> SHORT PROBLEM
Copy the material word for word, starting with its first line and ending with the line that contains "Annotate this image: element", with both ends included. Leave the pictures out.

> RECORDS FOR THIS EXERCISE
# # # # # # #

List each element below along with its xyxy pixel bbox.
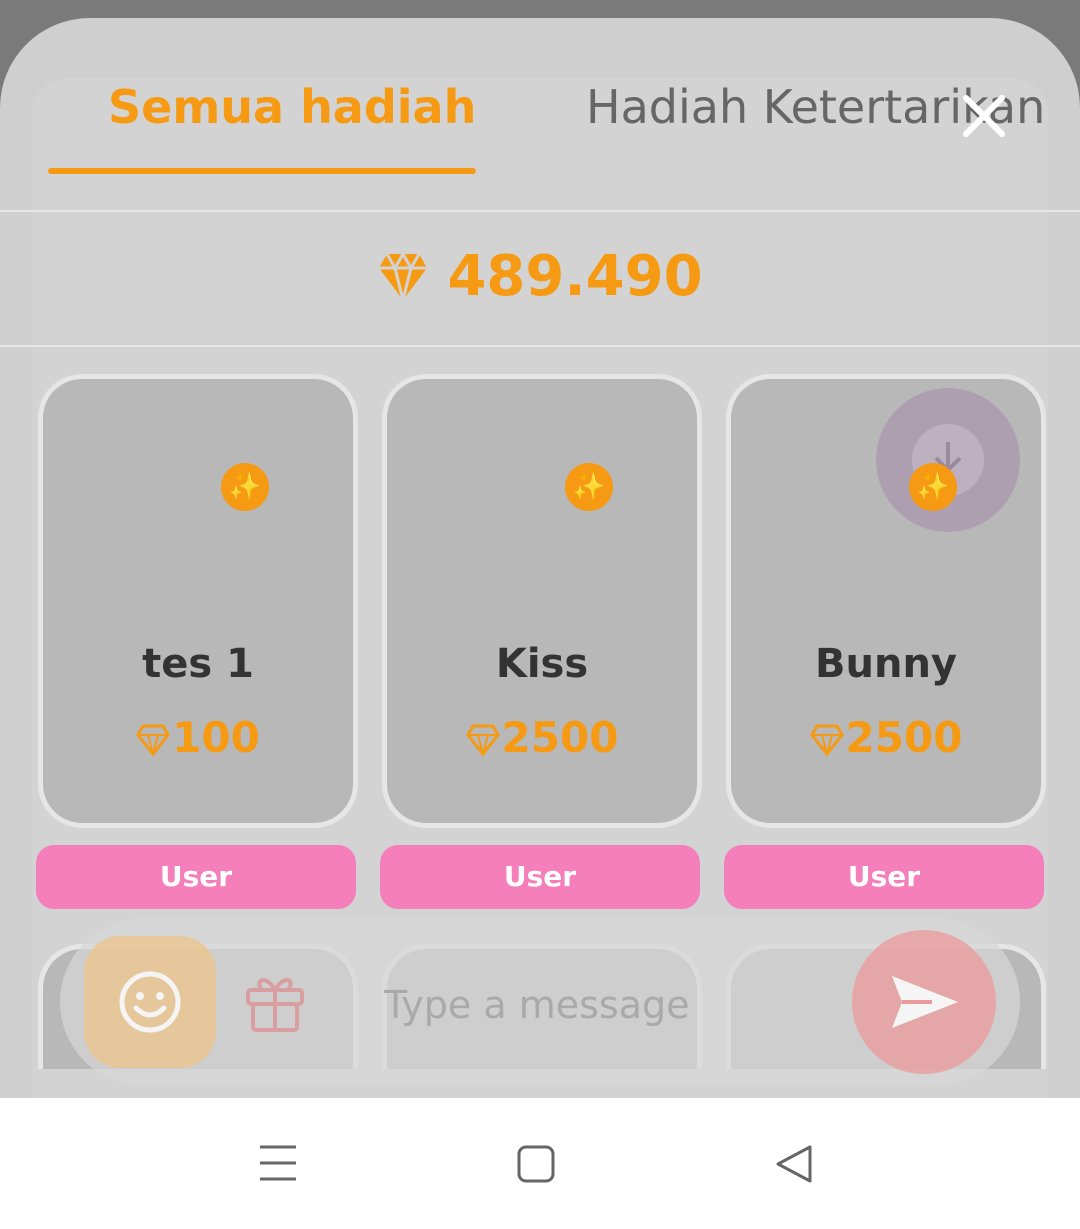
download-icon[interactable] — [876, 388, 1020, 532]
sparkle-icon: ✨ — [565, 463, 613, 511]
home-icon[interactable] — [516, 1144, 556, 1188]
gift-tag: User — [724, 845, 1044, 909]
gift-name: tes 1 — [142, 641, 254, 687]
tab-all-gifts[interactable]: Semua hadiah — [108, 80, 476, 134]
close-icon[interactable] — [960, 92, 1008, 140]
download-arrow-icon — [934, 442, 962, 473]
active-tab-indicator — [48, 168, 476, 174]
divider — [0, 210, 1080, 212]
balance-amount: 489.490 — [447, 244, 703, 309]
diamond-icon — [809, 724, 844, 758]
divider — [0, 345, 1080, 347]
send-icon[interactable] — [852, 930, 996, 1074]
gift-price-value: 2500 — [845, 713, 963, 762]
diamond-icon — [465, 724, 500, 758]
sparkle-icon: ✨ — [221, 463, 269, 511]
gift-price: 2500 — [387, 713, 697, 762]
menu-icon[interactable] — [258, 1144, 298, 1186]
gift-icon[interactable] — [244, 970, 306, 1038]
message-input[interactable] — [382, 976, 846, 1034]
gift-name: Bunny — [815, 641, 957, 687]
gift-tag: User — [380, 845, 700, 909]
diamond-icon — [379, 250, 428, 300]
gift-price: 100 — [43, 713, 353, 762]
diamond-balance: 489.490 — [0, 244, 1080, 309]
gift-price-value: 2500 — [501, 713, 619, 762]
gift-tag: User — [36, 845, 356, 909]
back-icon[interactable] — [774, 1144, 814, 1188]
emoji-icon[interactable] — [84, 936, 216, 1068]
gift-card[interactable]: ✨ Kiss 2500 — [382, 374, 702, 828]
system-nav-bar — [0, 1098, 1080, 1229]
gift-price: 2500 — [731, 713, 1041, 762]
gift-name: Kiss — [495, 641, 589, 687]
gift-card[interactable]: ✨ tes 1 100 — [38, 374, 358, 828]
gift-price-value: 100 — [172, 713, 260, 762]
diamond-icon — [136, 724, 170, 758]
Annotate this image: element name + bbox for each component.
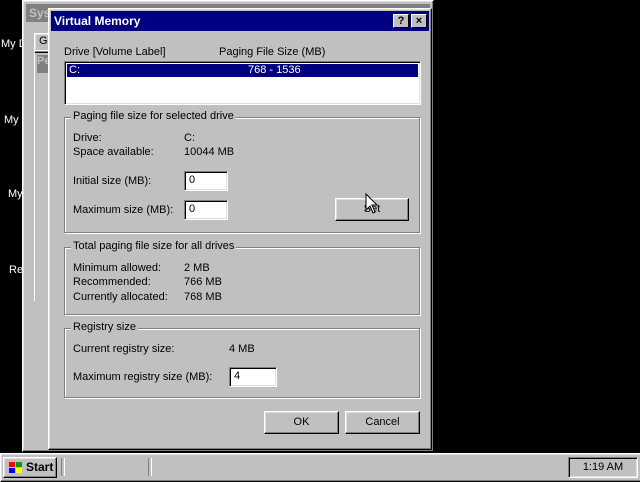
list-item[interactable]: C: 768 - 1536 <box>67 64 418 77</box>
start-label: Start <box>26 460 54 474</box>
total-paging-group-title: Total paging file size for all drives <box>71 240 237 252</box>
help-icon: ? <box>397 15 405 27</box>
virtual-memory-dialog: Virtual Memory ? × Drive [Volume Label] … <box>48 8 432 450</box>
space-available-label: Space available: <box>73 146 154 158</box>
recommended-label: Recommended: <box>73 276 151 288</box>
list-header-drive: Drive [Volume Label] <box>64 46 166 58</box>
initial-size-input[interactable]: 0 <box>184 171 228 191</box>
selected-drive-group-title: Paging file size for selected drive <box>71 110 236 122</box>
initial-size-label: Initial size (MB): <box>73 175 152 187</box>
taskbar-separator <box>148 458 152 476</box>
list-item-size: 768 - 1536 <box>248 64 301 76</box>
dialog-title: Virtual Memory <box>54 14 141 28</box>
recommended-value: 766 MB <box>184 276 222 288</box>
registry-size-group: Registry size Current registry size: 4 M… <box>64 321 420 398</box>
desktop-icon-label-recycle-bin[interactable]: Re <box>9 264 23 276</box>
dialog-titlebar[interactable]: Virtual Memory ? × <box>51 11 429 31</box>
max-registry-size-label: Maximum registry size (MB): <box>73 371 213 383</box>
space-available-value: 10044 MB <box>184 146 235 158</box>
taskbar-separator <box>61 458 65 476</box>
registry-size-group-title: Registry size <box>71 321 138 333</box>
taskbar: Start 1:19 AM <box>0 453 640 482</box>
system-clock[interactable]: 1:19 AM <box>568 457 638 478</box>
close-icon: × <box>415 15 423 27</box>
selected-drive-group: Paging file size for selected drive Driv… <box>64 110 420 233</box>
desktop-icon-label-my-network[interactable]: My <box>8 188 23 200</box>
current-registry-size-value: 4 MB <box>229 343 255 355</box>
mouse-pointer-icon <box>365 193 379 214</box>
ok-button[interactable]: OK <box>264 411 339 434</box>
maximum-size-label: Maximum size (MB): <box>73 204 174 216</box>
total-paging-group: Total paging file size for all drives Mi… <box>64 240 420 315</box>
drive-list[interactable]: C: 768 - 1536 <box>64 61 421 105</box>
max-registry-size-input[interactable]: 4 <box>229 367 277 387</box>
currently-allocated-label: Currently allocated: <box>73 291 168 303</box>
desktop-icon-label-my-computer[interactable]: My <box>4 114 19 126</box>
maximum-size-input[interactable]: 0 <box>184 200 228 220</box>
minimum-allowed-value: 2 MB <box>184 262 210 274</box>
drive-value: C: <box>184 132 195 144</box>
currently-allocated-value: 768 MB <box>184 291 222 303</box>
close-button[interactable]: × <box>411 14 427 28</box>
list-header-paging-size: Paging File Size (MB) <box>219 46 326 58</box>
start-button[interactable]: Start <box>3 457 57 478</box>
list-item-drive: C: <box>69 64 80 76</box>
windows-logo-icon <box>9 462 22 473</box>
help-button[interactable]: ? <box>393 14 409 28</box>
current-registry-size-label: Current registry size: <box>73 343 175 355</box>
minimum-allowed-label: Minimum allowed: <box>73 262 162 274</box>
drive-label: Drive: <box>73 132 102 144</box>
cancel-button[interactable]: Cancel <box>345 411 420 434</box>
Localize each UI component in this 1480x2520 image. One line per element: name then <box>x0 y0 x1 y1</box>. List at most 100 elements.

# # # # # # #

> SOLUTION FOR THIS TASK
List each element below along with its xyxy pixel bbox.
download-icon[interactable] — [876, 388, 1020, 532]
sparkle-icon: ✨ — [565, 463, 613, 511]
home-icon[interactable] — [516, 1144, 556, 1188]
gift-tag: User — [724, 845, 1044, 909]
gift-name: tes 1 — [142, 641, 254, 687]
tab-all-gifts[interactable]: Semua hadiah — [108, 80, 476, 134]
close-icon[interactable] — [960, 92, 1008, 140]
download-arrow-icon — [934, 442, 962, 473]
active-tab-indicator — [48, 168, 476, 174]
divider — [0, 210, 1080, 212]
balance-amount: 489.490 — [447, 244, 703, 309]
diamond-icon — [809, 724, 844, 758]
divider — [0, 345, 1080, 347]
send-icon[interactable] — [852, 930, 996, 1074]
gift-price-value: 2500 — [845, 713, 963, 762]
diamond-icon — [465, 724, 500, 758]
sparkle-icon: ✨ — [221, 463, 269, 511]
gift-price: 2500 — [387, 713, 697, 762]
menu-icon[interactable] — [258, 1144, 298, 1186]
gift-icon[interactable] — [244, 970, 306, 1038]
message-input[interactable] — [382, 976, 846, 1034]
gift-name: Bunny — [815, 641, 957, 687]
gift-tag: User — [380, 845, 700, 909]
diamond-icon — [379, 250, 428, 300]
gift-price: 100 — [43, 713, 353, 762]
diamond-balance: 489.490 — [0, 244, 1080, 309]
gift-price-value: 2500 — [501, 713, 619, 762]
gift-tag: User — [36, 845, 356, 909]
back-icon[interactable] — [774, 1144, 814, 1188]
emoji-icon[interactable] — [84, 936, 216, 1068]
gift-card[interactable]: ✨ Kiss 2500 — [382, 374, 702, 828]
system-nav-bar — [0, 1098, 1080, 1229]
gift-price: 2500 — [731, 713, 1041, 762]
gift-name: Kiss — [495, 641, 589, 687]
gift-card[interactable]: ✨ tes 1 100 — [38, 374, 358, 828]
gift-price-value: 100 — [172, 713, 260, 762]
diamond-icon — [136, 724, 170, 758]
Annotate this image: element name + bbox for each component.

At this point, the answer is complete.